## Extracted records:
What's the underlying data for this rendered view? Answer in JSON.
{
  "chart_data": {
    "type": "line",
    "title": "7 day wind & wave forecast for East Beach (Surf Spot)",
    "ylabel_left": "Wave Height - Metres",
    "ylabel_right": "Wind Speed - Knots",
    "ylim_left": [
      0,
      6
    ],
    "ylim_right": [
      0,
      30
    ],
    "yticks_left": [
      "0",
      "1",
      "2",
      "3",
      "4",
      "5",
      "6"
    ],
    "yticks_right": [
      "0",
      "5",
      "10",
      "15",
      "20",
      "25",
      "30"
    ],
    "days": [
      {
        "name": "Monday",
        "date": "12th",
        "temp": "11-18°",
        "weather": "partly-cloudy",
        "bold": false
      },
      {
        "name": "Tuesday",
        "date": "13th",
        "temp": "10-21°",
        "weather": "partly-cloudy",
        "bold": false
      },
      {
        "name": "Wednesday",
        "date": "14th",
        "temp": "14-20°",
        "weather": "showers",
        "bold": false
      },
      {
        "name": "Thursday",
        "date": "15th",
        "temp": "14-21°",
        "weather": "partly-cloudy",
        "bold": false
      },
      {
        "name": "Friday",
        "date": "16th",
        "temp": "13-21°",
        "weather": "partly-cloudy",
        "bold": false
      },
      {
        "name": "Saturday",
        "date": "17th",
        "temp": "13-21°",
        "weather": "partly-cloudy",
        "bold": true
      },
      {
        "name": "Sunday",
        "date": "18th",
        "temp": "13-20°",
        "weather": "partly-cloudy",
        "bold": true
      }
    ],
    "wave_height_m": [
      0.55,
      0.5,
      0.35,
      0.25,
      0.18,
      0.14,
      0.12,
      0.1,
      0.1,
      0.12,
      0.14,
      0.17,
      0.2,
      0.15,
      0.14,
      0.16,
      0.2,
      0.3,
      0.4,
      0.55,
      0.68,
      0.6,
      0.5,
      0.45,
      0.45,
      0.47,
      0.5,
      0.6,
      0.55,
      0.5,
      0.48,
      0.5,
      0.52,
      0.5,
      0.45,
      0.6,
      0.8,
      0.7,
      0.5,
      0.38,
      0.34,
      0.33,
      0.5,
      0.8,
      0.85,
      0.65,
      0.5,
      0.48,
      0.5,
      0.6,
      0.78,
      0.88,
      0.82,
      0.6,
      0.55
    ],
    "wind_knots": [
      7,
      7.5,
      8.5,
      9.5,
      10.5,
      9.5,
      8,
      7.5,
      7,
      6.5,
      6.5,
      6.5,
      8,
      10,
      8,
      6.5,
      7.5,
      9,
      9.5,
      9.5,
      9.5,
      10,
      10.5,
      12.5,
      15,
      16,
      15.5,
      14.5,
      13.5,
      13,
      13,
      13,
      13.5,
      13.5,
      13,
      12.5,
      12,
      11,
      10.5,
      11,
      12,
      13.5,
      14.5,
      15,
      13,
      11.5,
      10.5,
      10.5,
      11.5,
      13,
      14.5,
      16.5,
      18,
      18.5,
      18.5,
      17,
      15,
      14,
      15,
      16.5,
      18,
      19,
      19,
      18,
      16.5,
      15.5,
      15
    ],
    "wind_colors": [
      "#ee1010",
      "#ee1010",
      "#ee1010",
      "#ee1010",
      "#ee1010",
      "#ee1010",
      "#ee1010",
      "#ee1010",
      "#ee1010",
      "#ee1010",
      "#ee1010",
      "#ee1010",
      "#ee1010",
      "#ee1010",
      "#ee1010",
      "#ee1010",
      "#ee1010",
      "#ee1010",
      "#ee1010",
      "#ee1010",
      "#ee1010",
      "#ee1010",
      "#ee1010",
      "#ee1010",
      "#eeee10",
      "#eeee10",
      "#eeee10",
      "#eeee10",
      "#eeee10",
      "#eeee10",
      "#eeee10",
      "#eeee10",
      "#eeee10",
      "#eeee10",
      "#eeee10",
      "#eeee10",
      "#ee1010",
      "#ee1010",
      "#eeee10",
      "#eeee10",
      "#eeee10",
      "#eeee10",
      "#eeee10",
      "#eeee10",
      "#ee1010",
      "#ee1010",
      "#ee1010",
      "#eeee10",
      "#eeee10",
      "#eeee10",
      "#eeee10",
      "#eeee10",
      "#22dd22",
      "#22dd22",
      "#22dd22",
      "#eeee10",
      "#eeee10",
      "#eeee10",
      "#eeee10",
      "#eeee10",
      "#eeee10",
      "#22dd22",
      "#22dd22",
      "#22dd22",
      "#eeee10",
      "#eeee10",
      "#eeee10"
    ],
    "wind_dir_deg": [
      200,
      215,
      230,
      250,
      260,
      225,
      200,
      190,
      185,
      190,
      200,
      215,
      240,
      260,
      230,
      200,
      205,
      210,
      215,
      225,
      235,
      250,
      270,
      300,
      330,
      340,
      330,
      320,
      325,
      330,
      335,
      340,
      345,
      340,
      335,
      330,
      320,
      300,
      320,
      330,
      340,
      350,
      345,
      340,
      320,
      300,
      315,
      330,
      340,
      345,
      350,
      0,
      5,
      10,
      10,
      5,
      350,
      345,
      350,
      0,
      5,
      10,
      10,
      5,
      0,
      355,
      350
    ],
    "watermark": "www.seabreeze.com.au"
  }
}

## OBJECTIVE:
Write down every line of the data exactly as it appears above.

## THE SOLUTION:
What's the underlying data for this rendered view? Answer in JSON.
{
  "chart_data": {
    "type": "line",
    "title": "7 day wind & wave forecast for East Beach (Surf Spot)",
    "ylabel_left": "Wave Height - Metres",
    "ylabel_right": "Wind Speed - Knots",
    "ylim_left": [
      0,
      6
    ],
    "ylim_right": [
      0,
      30
    ],
    "yticks_left": [
      "0",
      "1",
      "2",
      "3",
      "4",
      "5",
      "6"
    ],
    "yticks_right": [
      "0",
      "5",
      "10",
      "15",
      "20",
      "25",
      "30"
    ],
    "days": [
      {
        "name": "Monday",
        "date": "12th",
        "temp": "11-18°",
        "weather": "partly-cloudy",
        "bold": false
      },
      {
        "name": "Tuesday",
        "date": "13th",
        "temp": "10-21°",
        "weather": "partly-cloudy",
        "bold": false
      },
      {
        "name": "Wednesday",
        "date": "14th",
        "temp": "14-20°",
        "weather": "showers",
        "bold": false
      },
      {
        "name": "Thursday",
        "date": "15th",
        "temp": "14-21°",
        "weather": "partly-cloudy",
        "bold": false
      },
      {
        "name": "Friday",
        "date": "16th",
        "temp": "13-21°",
        "weather": "partly-cloudy",
        "bold": false
      },
      {
        "name": "Saturday",
        "date": "17th",
        "temp": "13-21°",
        "weather": "partly-cloudy",
        "bold": true
      },
      {
        "name": "Sunday",
        "date": "18th",
        "temp": "13-20°",
        "weather": "partly-cloudy",
        "bold": true
      }
    ],
    "wave_height_m": [
      0.55,
      0.5,
      0.35,
      0.25,
      0.18,
      0.14,
      0.12,
      0.1,
      0.1,
      0.12,
      0.14,
      0.17,
      0.2,
      0.15,
      0.14,
      0.16,
      0.2,
      0.3,
      0.4,
      0.55,
      0.68,
      0.6,
      0.5,
      0.45,
      0.45,
      0.47,
      0.5,
      0.6,
      0.55,
      0.5,
      0.48,
      0.5,
      0.52,
      0.5,
      0.45,
      0.6,
      0.8,
      0.7,
      0.5,
      0.38,
      0.34,
      0.33,
      0.5,
      0.8,
      0.85,
      0.65,
      0.5,
      0.48,
      0.5,
      0.6,
      0.78,
      0.88,
      0.82,
      0.6,
      0.55
    ],
    "wind_knots": [
      7,
      7.5,
      8.5,
      9.5,
      10.5,
      9.5,
      8,
      7.5,
      7,
      6.5,
      6.5,
      6.5,
      8,
      10,
      8,
      6.5,
      7.5,
      9,
      9.5,
      9.5,
      9.5,
      10,
      10.5,
      12.5,
      15,
      16,
      15.5,
      14.5,
      13.5,
      13,
      13,
      13,
      13.5,
      13.5,
      13,
      12.5,
      12,
      11,
      10.5,
      11,
      12,
      13.5,
      14.5,
      15,
      13,
      11.5,
      10.5,
      10.5,
      11.5,
      13,
      14.5,
      16.5,
      18,
      18.5,
      18.5,
      17,
      15,
      14,
      15,
      16.5,
      18,
      19,
      19,
      18,
      16.5,
      15.5,
      15
    ],
    "wind_colors": [
      "#ee1010",
      "#ee1010",
      "#ee1010",
      "#ee1010",
      "#ee1010",
      "#ee1010",
      "#ee1010",
      "#ee1010",
      "#ee1010",
      "#ee1010",
      "#ee1010",
      "#ee1010",
      "#ee1010",
      "#ee1010",
      "#ee1010",
      "#ee1010",
      "#ee1010",
      "#ee1010",
      "#ee1010",
      "#ee1010",
      "#ee1010",
      "#ee1010",
      "#ee1010",
      "#ee1010",
      "#eeee10",
      "#eeee10",
      "#eeee10",
      "#eeee10",
      "#eeee10",
      "#eeee10",
      "#eeee10",
      "#eeee10",
      "#eeee10",
      "#eeee10",
      "#eeee10",
      "#eeee10",
      "#ee1010",
      "#ee1010",
      "#eeee10",
      "#eeee10",
      "#eeee10",
      "#eeee10",
      "#eeee10",
      "#eeee10",
      "#ee1010",
      "#ee1010",
      "#ee1010",
      "#eeee10",
      "#eeee10",
      "#eeee10",
      "#eeee10",
      "#eeee10",
      "#22dd22",
      "#22dd22",
      "#22dd22",
      "#eeee10",
      "#eeee10",
      "#eeee10",
      "#eeee10",
      "#eeee10",
      "#eeee10",
      "#22dd22",
      "#22dd22",
      "#22dd22",
      "#eeee10",
      "#eeee10",
      "#eeee10"
    ],
    "wind_dir_deg": [
      200,
      215,
      230,
      250,
      260,
      225,
      200,
      190,
      185,
      190,
      200,
      215,
      240,
      260,
      230,
      200,
      205,
      210,
      215,
      225,
      235,
      250,
      270,
      300,
      330,
      340,
      330,
      320,
      325,
      330,
      335,
      340,
      345,
      340,
      335,
      330,
      320,
      300,
      320,
      330,
      340,
      350,
      345,
      340,
      320,
      300,
      315,
      330,
      340,
      345,
      350,
      0,
      5,
      10,
      10,
      5,
      350,
      345,
      350,
      0,
      5,
      10,
      10,
      5,
      0,
      355,
      350
    ],
    "watermark": "www.seabreeze.com.au"
  }
}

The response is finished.